_Task details_: Repeat the listing in full, word for word.

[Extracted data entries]

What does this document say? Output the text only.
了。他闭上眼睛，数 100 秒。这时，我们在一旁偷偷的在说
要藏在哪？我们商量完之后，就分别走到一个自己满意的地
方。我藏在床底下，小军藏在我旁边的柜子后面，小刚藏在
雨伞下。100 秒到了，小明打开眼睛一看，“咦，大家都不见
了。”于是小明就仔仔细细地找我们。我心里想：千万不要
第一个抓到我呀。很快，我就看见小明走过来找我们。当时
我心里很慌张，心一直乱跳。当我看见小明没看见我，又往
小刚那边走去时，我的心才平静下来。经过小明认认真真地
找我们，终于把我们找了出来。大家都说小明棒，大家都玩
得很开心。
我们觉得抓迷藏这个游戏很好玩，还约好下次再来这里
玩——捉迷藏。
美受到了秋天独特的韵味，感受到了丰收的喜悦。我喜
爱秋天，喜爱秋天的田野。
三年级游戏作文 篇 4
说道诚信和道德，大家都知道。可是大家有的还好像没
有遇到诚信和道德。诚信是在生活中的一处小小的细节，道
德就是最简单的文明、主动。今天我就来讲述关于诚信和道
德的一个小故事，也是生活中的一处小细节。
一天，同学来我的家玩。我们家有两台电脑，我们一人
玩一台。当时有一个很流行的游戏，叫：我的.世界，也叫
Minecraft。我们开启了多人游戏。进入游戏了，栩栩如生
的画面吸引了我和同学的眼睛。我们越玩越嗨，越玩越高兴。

_Solution_:
What does this document say? Output the text only.
了。他闭上眼睛，数 100 秒。这时，我们在一旁偷偷的在说
要藏在哪？我们商量完之后，就分别走到一个自己满意的地
方。我藏在床底下，小军藏在我旁边的柜子后面，小刚藏在
雨伞下。100 秒到了，小明打开眼睛一看，“咦，大家都不见
了。”于是小明就仔仔细细地找我们。我心里想：千万不要
第一个抓到我呀。很快，我就看见小明走过来找我们。当时
我心里很慌张，心一直乱跳。当我看见小明没看见我，又往
小刚那边走去时，我的心才平静下来。经过小明认认真真地
找我们，终于把我们找了出来。大家都说小明棒，大家都玩
得很开心。
我们觉得抓迷藏这个游戏很好玩，还约好下次再来这里
玩——捉迷藏。
美受到了秋天独特的韵味，感受到了丰收的喜悦。我喜
爱秋天，喜爱秋天的田野。
三年级游戏作文 篇 4
说道诚信和道德，大家都知道。可是大家有的还好像没
有遇到诚信和道德。诚信是在生活中的一处小小的细节，道
德就是最简单的文明、主动。今天我就来讲述关于诚信和道
德的一个小故事，也是生活中的一处小细节。
一天，同学来我的家玩。我们家有两台电脑，我们一人
玩一台。当时有一个很流行的游戏，叫：我的.世界，也叫
Minecraft。我们开启了多人游戏。进入游戏了，栩栩如生
的画面吸引了我和同学的眼睛。我们越玩越嗨，越玩越高兴。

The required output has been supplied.